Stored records
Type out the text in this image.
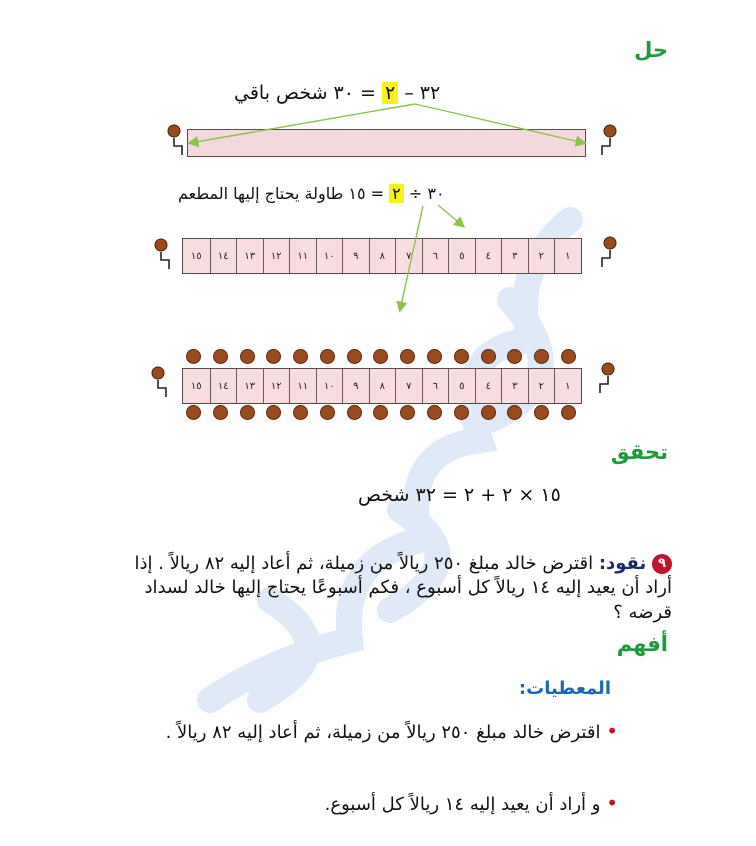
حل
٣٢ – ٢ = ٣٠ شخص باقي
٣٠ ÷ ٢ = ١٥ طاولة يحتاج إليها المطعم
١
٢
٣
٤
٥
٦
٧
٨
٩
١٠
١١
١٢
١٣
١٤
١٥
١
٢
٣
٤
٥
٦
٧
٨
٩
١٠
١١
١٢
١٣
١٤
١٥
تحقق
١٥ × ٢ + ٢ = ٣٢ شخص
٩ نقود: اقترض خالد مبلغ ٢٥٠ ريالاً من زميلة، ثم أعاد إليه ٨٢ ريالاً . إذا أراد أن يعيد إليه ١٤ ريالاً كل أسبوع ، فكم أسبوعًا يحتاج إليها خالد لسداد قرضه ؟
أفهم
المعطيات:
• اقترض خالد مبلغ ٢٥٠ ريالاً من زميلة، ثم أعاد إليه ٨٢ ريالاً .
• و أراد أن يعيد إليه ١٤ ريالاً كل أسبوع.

---

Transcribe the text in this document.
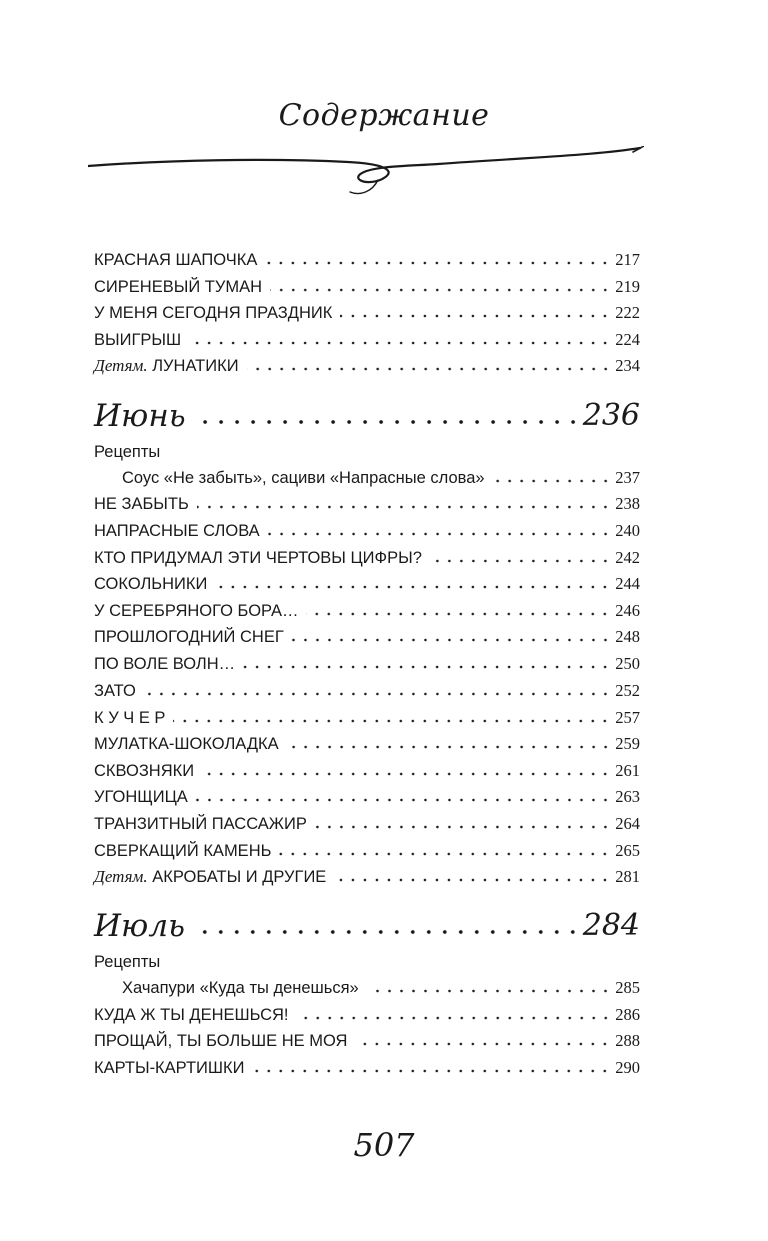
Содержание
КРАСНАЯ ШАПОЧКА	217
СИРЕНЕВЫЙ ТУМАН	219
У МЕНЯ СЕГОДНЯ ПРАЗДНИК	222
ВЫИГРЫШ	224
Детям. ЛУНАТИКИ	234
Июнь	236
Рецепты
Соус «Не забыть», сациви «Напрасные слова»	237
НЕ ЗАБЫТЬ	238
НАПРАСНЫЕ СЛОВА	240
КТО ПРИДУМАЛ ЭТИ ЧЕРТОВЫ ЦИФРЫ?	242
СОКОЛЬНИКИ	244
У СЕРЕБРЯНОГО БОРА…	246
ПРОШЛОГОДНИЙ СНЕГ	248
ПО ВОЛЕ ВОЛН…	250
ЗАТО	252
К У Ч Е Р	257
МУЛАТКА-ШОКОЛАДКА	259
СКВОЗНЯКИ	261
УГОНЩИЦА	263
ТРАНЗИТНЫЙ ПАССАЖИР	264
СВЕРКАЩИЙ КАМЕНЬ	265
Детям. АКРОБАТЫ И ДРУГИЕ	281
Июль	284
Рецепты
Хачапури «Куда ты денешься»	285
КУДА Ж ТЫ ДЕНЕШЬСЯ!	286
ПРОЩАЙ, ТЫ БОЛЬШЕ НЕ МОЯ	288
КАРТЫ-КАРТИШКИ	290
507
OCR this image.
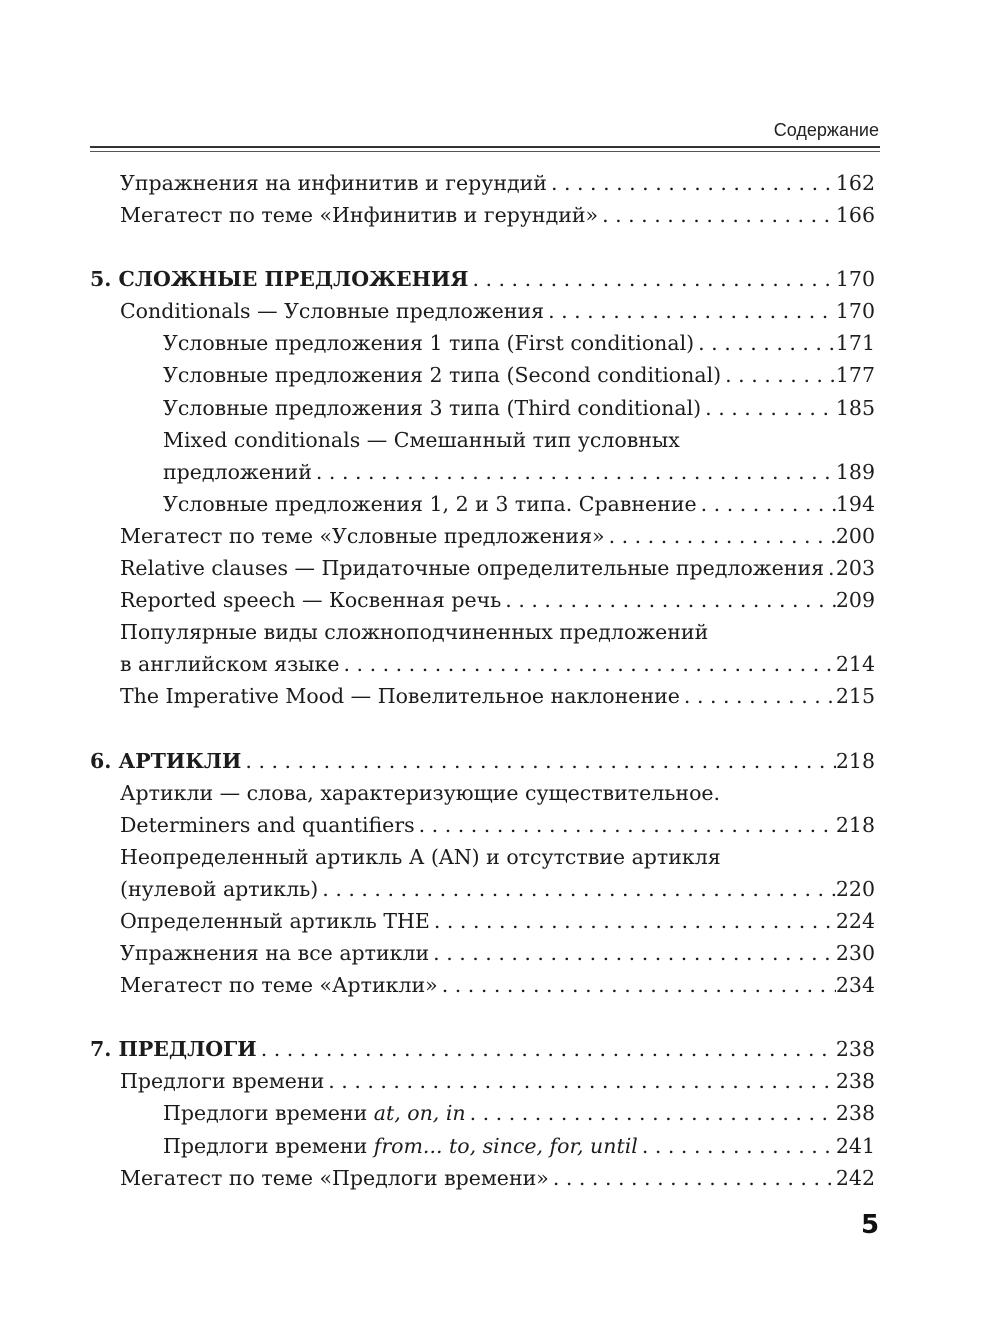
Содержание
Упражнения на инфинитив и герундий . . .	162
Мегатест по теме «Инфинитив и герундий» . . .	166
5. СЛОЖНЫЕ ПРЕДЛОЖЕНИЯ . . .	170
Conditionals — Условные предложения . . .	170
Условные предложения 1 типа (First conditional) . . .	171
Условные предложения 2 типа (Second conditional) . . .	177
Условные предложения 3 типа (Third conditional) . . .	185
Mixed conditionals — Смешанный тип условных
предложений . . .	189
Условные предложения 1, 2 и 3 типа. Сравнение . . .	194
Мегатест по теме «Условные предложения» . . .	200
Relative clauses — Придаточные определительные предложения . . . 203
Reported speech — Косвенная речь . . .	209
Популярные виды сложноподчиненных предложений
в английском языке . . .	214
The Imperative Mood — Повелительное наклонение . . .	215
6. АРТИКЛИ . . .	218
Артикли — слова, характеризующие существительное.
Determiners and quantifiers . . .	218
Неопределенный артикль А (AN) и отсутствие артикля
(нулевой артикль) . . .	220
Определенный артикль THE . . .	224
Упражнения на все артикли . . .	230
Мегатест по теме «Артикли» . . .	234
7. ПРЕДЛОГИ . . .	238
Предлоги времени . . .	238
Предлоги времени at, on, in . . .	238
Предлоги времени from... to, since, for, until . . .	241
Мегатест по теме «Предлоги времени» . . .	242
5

==

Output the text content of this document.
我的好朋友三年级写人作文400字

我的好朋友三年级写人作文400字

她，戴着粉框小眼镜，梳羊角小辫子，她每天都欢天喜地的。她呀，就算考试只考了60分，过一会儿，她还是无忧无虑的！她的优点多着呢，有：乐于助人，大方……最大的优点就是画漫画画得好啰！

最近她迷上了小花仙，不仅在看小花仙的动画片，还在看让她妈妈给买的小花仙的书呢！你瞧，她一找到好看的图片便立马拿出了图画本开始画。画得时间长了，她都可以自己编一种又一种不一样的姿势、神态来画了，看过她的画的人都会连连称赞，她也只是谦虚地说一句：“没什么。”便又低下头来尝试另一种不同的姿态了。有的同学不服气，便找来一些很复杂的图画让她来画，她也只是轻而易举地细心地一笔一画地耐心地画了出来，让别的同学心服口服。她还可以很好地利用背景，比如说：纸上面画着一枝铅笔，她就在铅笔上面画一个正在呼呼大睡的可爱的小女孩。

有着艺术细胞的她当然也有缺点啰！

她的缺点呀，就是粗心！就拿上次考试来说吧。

### TASK REQUIREMENTS
Find each line holding "أسبوع". Copy it out.

### FINISHED ANSWER
٩ نقود: اقترض خالد مبلغ ٢٥٠ ريالاً من زميلة، ثم أعاد إليه ٨٢ ريالاً . إذا أراد أن يعيد إليه ١٤ ريالاً كل أسبوع ، فكم أسبوعًا يحتاج إليها خالد لسداد قرضه ؟
• و أراد أن يعيد إليه ١٤ ريالاً كل أسبوع.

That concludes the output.